Written problem: Return the lines below that carry the word "symbol".

______

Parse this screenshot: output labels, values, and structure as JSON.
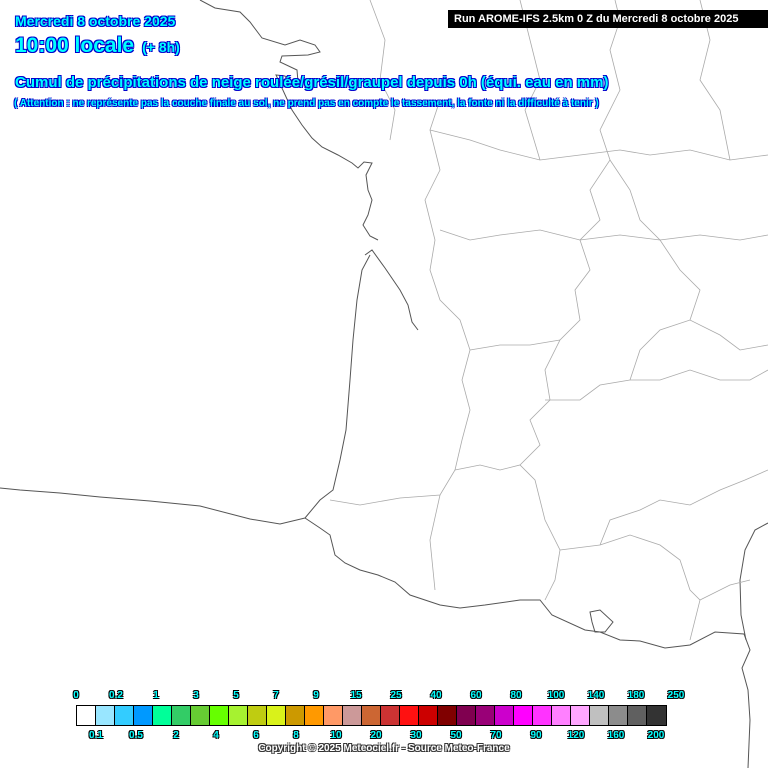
{
  "header": {
    "date": "Mercredi 8 octobre 2025",
    "time": "10:00 locale",
    "lead": "(+ 8h)",
    "title": "Cumul de précipitations de neige roulée/grésil/graupel depuis 0h (équi. eau en mm)",
    "warning": "( Attention : ne représente pas la couche finale au sol, ne prend pas en compte le tassement, la fonte ni la difficulté à tenir )",
    "run": "Run AROME-IFS 2.5km 0 Z du Mercredi 8 octobre 2025"
  },
  "legend": {
    "colors": [
      "#ffffff",
      "#99e6ff",
      "#33ccff",
      "#0099ff",
      "#00ff99",
      "#33cc66",
      "#66cc33",
      "#66ff00",
      "#a6f230",
      "#bfcc11",
      "#d9f21a",
      "#cc9900",
      "#ff9900",
      "#ff9966",
      "#cc9999",
      "#cc6633",
      "#cc3333",
      "#ff1111",
      "#cc0000",
      "#800000",
      "#800050",
      "#990077",
      "#cc00cc",
      "#ff00ff",
      "#ff33ff",
      "#ff80ff",
      "#ffa6ff",
      "#c0c0c0",
      "#8c8c8c",
      "#606060",
      "#333333"
    ],
    "top_labels": [
      "0",
      "0.2",
      "1",
      "3",
      "5",
      "7",
      "9",
      "15",
      "25",
      "40",
      "60",
      "80",
      "100",
      "140",
      "180",
      "250"
    ],
    "bottom_labels": [
      "0.1",
      "0.5",
      "2",
      "4",
      "6",
      "8",
      "10",
      "20",
      "30",
      "50",
      "70",
      "90",
      "120",
      "160",
      "200"
    ]
  },
  "copyright": "Copyright © 2025 Meteociel.fr - Source Meteo-France"
}
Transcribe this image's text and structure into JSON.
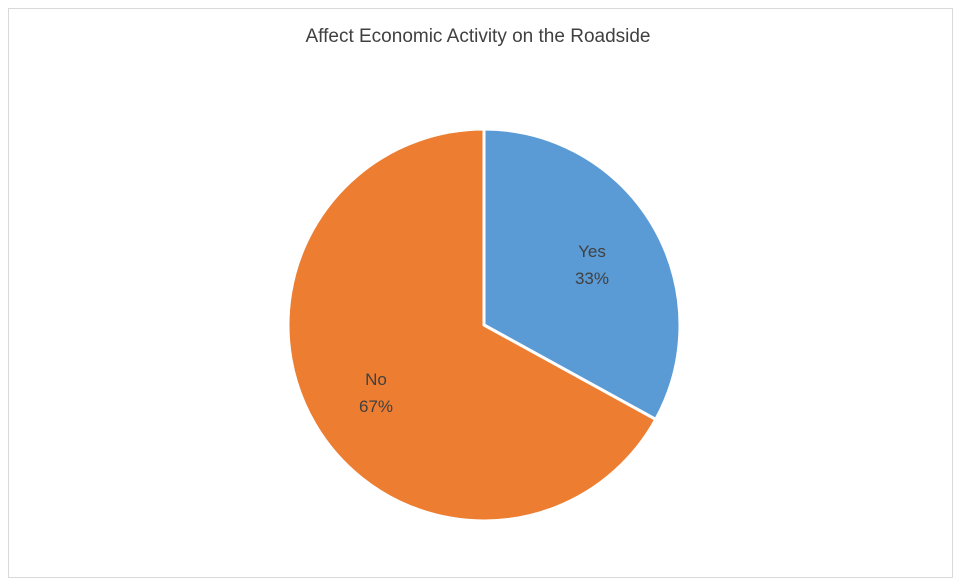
{
  "chart_data": {
    "type": "pie",
    "title": "Affect Economic Activity on the Roadside",
    "slices": [
      {
        "label": "Yes",
        "value": 33,
        "value_label": "33%",
        "color": "#5b9bd5"
      },
      {
        "label": "No",
        "value": 67,
        "value_label": "67%",
        "color": "#ed7d31"
      }
    ],
    "start_angle_deg": 0,
    "direction": "clockwise",
    "legend": "none",
    "labels": "inside"
  }
}
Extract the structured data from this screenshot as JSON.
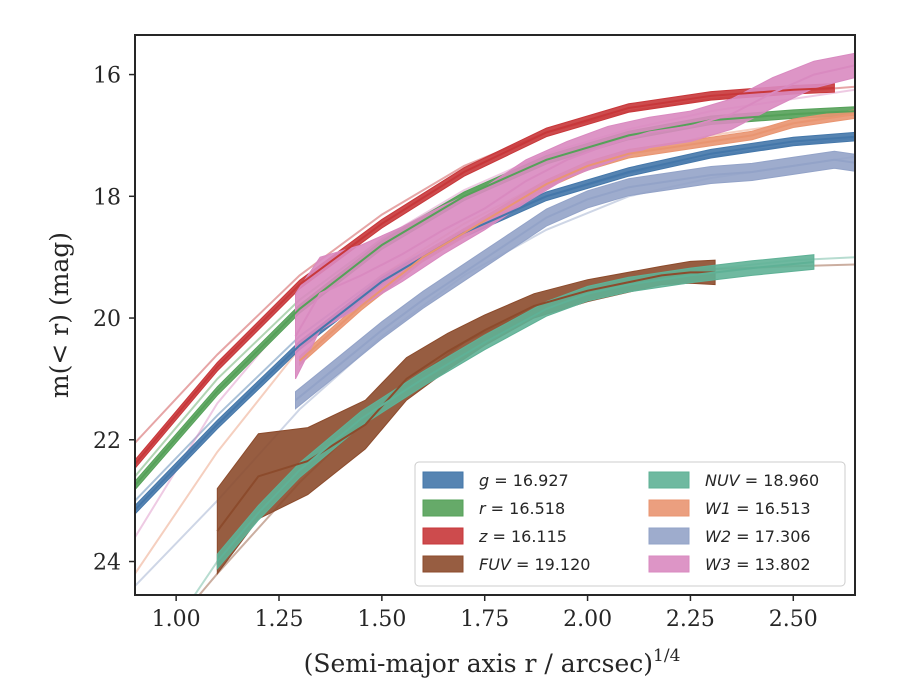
{
  "chart_data": {
    "type": "line",
    "xlabel": "(Semi-major axis r / arcsec)",
    "xlabel_exponent": "1/4",
    "ylabel": "m(< r) (mag)",
    "xlim": [
      0.9,
      2.65
    ],
    "ylim": [
      24.55,
      15.35
    ],
    "y_inverted": true,
    "grid": false,
    "legend_position": "lower-right",
    "x_ticks": [
      1.0,
      1.25,
      1.5,
      1.75,
      2.0,
      2.25,
      2.5
    ],
    "x_tick_labels": [
      "1.00",
      "1.25",
      "1.50",
      "1.75",
      "2.00",
      "2.25",
      "2.50"
    ],
    "y_ticks": [
      16,
      18,
      20,
      22,
      24
    ],
    "y_tick_labels": [
      "16",
      "18",
      "20",
      "22",
      "24"
    ],
    "series": [
      {
        "name": "g = 16.927",
        "symbol": "g",
        "value": "16.927",
        "color": "#4477aa",
        "ext_x": [
          0.9,
          1.1,
          1.3,
          1.5,
          1.7,
          1.9,
          2.1,
          2.3,
          2.5,
          2.65
        ],
        "ext_y": [
          23.0,
          21.6,
          20.3,
          19.3,
          18.55,
          18.0,
          17.62,
          17.35,
          17.15,
          17.05
        ],
        "x": [
          0.9,
          1.1,
          1.3,
          1.5,
          1.7,
          1.9,
          2.1,
          2.3,
          2.5,
          2.65
        ],
        "y": [
          23.15,
          21.75,
          20.45,
          19.4,
          18.6,
          18.0,
          17.6,
          17.3,
          17.1,
          17.02
        ],
        "band": 0.07
      },
      {
        "name": "r = 16.518",
        "symbol": "r",
        "value": "16.518",
        "color": "#55a159",
        "ext_x": [
          0.9,
          1.1,
          1.3,
          1.5,
          1.7,
          1.9,
          2.1,
          2.3,
          2.5,
          2.65
        ],
        "ext_y": [
          22.6,
          21.0,
          19.7,
          18.7,
          17.95,
          17.4,
          17.0,
          16.75,
          16.65,
          16.6
        ],
        "x": [
          0.9,
          1.1,
          1.3,
          1.5,
          1.7,
          1.9,
          2.1,
          2.3,
          2.5,
          2.65
        ],
        "y": [
          22.75,
          21.2,
          19.85,
          18.8,
          18.0,
          17.4,
          17.0,
          16.75,
          16.65,
          16.6
        ],
        "band": 0.07
      },
      {
        "name": "z = 16.115",
        "symbol": "z",
        "value": "16.115",
        "color": "#c8373a",
        "ext_x": [
          0.9,
          1.1,
          1.3,
          1.5,
          1.7,
          1.9,
          2.1,
          2.3,
          2.5,
          2.65
        ],
        "ext_y": [
          22.05,
          20.6,
          19.3,
          18.3,
          17.5,
          16.95,
          16.6,
          16.4,
          16.28,
          16.2
        ],
        "x": [
          0.9,
          1.1,
          1.3,
          1.5,
          1.7,
          1.9,
          2.1,
          2.3,
          2.5,
          2.6
        ],
        "y": [
          22.4,
          20.8,
          19.45,
          18.45,
          17.6,
          16.95,
          16.55,
          16.35,
          16.25,
          16.22
        ],
        "band": 0.07
      },
      {
        "name": "FUV = 19.120",
        "symbol": "FUV",
        "value": "19.120",
        "color": "#8c4b2c",
        "ext_x": [
          0.9,
          1.0,
          1.1,
          1.3,
          1.5,
          1.7,
          1.9,
          2.1,
          2.3,
          2.5,
          2.65
        ],
        "ext_y": [
          25.8,
          25.0,
          24.2,
          22.7,
          21.4,
          20.4,
          19.75,
          19.4,
          19.2,
          19.15,
          19.12
        ],
        "x": [
          1.1,
          1.2,
          1.32,
          1.46,
          1.56,
          1.66,
          1.75,
          1.87,
          2.0,
          2.18,
          2.25,
          2.31
        ],
        "y": [
          23.5,
          22.6,
          22.35,
          21.75,
          21.0,
          20.55,
          20.2,
          19.8,
          19.55,
          19.3,
          19.25,
          19.25
        ],
        "band_hw": [
          0.7,
          0.7,
          0.55,
          0.4,
          0.35,
          0.3,
          0.25,
          0.2,
          0.18,
          0.15,
          0.18,
          0.2
        ]
      },
      {
        "name": "NUV = 18.960",
        "symbol": "NUV",
        "value": "18.960",
        "color": "#5fb196",
        "ext_x": [
          1.0,
          1.1,
          1.3,
          1.5,
          1.7,
          1.9,
          2.1,
          2.3,
          2.5,
          2.65
        ],
        "ext_y": [
          25.0,
          24.0,
          22.5,
          21.4,
          20.5,
          19.85,
          19.45,
          19.2,
          19.05,
          19.0
        ],
        "x": [
          1.1,
          1.2,
          1.3,
          1.45,
          1.6,
          1.75,
          1.9,
          2.0,
          2.1,
          2.25,
          2.4,
          2.55
        ],
        "y": [
          24.0,
          23.2,
          22.5,
          21.65,
          21.0,
          20.4,
          19.85,
          19.6,
          19.45,
          19.3,
          19.18,
          19.08
        ],
        "band": 0.12
      },
      {
        "name": "W1 = 16.513",
        "symbol": "W1",
        "value": "16.513",
        "color": "#e99571",
        "ext_x": [
          0.9,
          1.1,
          1.3,
          1.5,
          1.7,
          1.9,
          2.1,
          2.3,
          2.5,
          2.65
        ],
        "ext_y": [
          24.2,
          22.2,
          20.5,
          19.3,
          18.45,
          17.75,
          17.3,
          17.0,
          16.8,
          16.62
        ],
        "x": [
          1.3,
          1.45,
          1.6,
          1.75,
          1.9,
          2.0,
          2.1,
          2.2,
          2.3,
          2.4,
          2.5,
          2.6,
          2.65
        ],
        "y": [
          20.7,
          19.8,
          19.0,
          18.4,
          17.8,
          17.5,
          17.3,
          17.2,
          17.1,
          17.0,
          16.8,
          16.7,
          16.65
        ],
        "band": 0.07
      },
      {
        "name": "W2 = 17.306",
        "symbol": "W2",
        "value": "17.306",
        "color": "#93a3c8",
        "ext_x": [
          0.9,
          1.1,
          1.3,
          1.5,
          1.7,
          1.9,
          2.1,
          2.3,
          2.5,
          2.65
        ],
        "ext_y": [
          24.4,
          23.0,
          21.5,
          20.3,
          19.3,
          18.55,
          18.0,
          17.7,
          17.5,
          17.35
        ],
        "x": [
          1.29,
          1.4,
          1.5,
          1.6,
          1.7,
          1.8,
          1.9,
          2.0,
          2.1,
          2.2,
          2.3,
          2.4,
          2.5,
          2.6,
          2.65
        ],
        "y": [
          21.35,
          20.75,
          20.2,
          19.7,
          19.25,
          18.8,
          18.35,
          18.05,
          17.85,
          17.75,
          17.65,
          17.6,
          17.5,
          17.4,
          17.45
        ],
        "band": 0.14
      },
      {
        "name": "W3 = 13.802",
        "symbol": "W3",
        "value": "13.802",
        "color": "#d98ac0",
        "ext_x": [
          0.9,
          1.1,
          1.3,
          1.5,
          1.7,
          1.9,
          2.1,
          2.3,
          2.5,
          2.65
        ],
        "ext_y": [
          23.6,
          21.4,
          19.8,
          18.7,
          17.9,
          17.3,
          16.9,
          16.6,
          16.4,
          16.25
        ],
        "x": [
          1.29,
          1.35,
          1.45,
          1.55,
          1.65,
          1.75,
          1.85,
          1.95,
          2.05,
          2.15,
          2.25,
          2.35,
          2.45,
          2.55,
          2.65
        ],
        "y": [
          20.3,
          19.6,
          19.3,
          18.95,
          18.55,
          18.2,
          17.75,
          17.4,
          17.15,
          16.95,
          16.85,
          16.65,
          16.3,
          16.0,
          15.85
        ],
        "band_hw": [
          0.7,
          0.6,
          0.5,
          0.45,
          0.4,
          0.35,
          0.35,
          0.3,
          0.3,
          0.25,
          0.25,
          0.25,
          0.25,
          0.22,
          0.2
        ]
      }
    ]
  }
}
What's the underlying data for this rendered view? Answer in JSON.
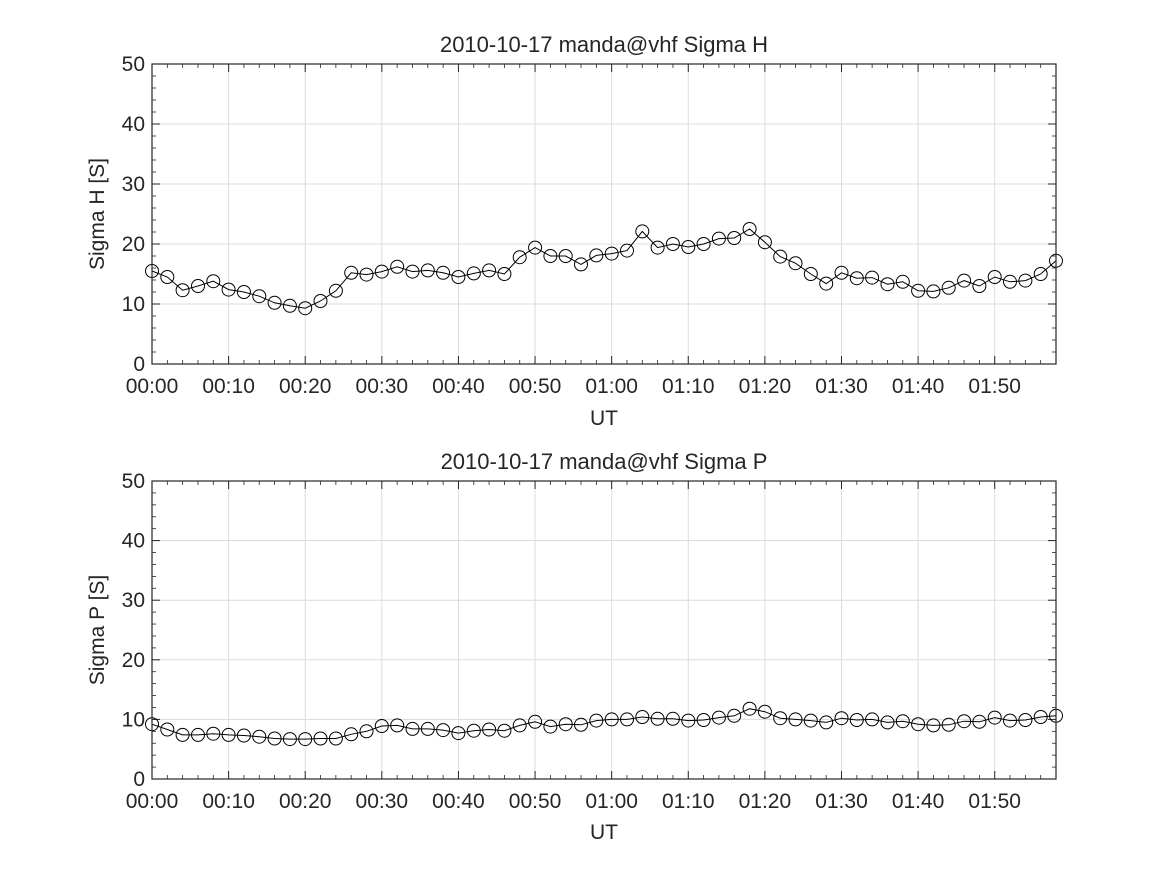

______

Task result:
        "symbol": "g",
        "symbol": "r",
        "symbol": "z",
        "symbol": "FUV",
        "symbol": "NUV",
        "symbol": "W1",
        "symbol": "W2",
        "symbol": "W3",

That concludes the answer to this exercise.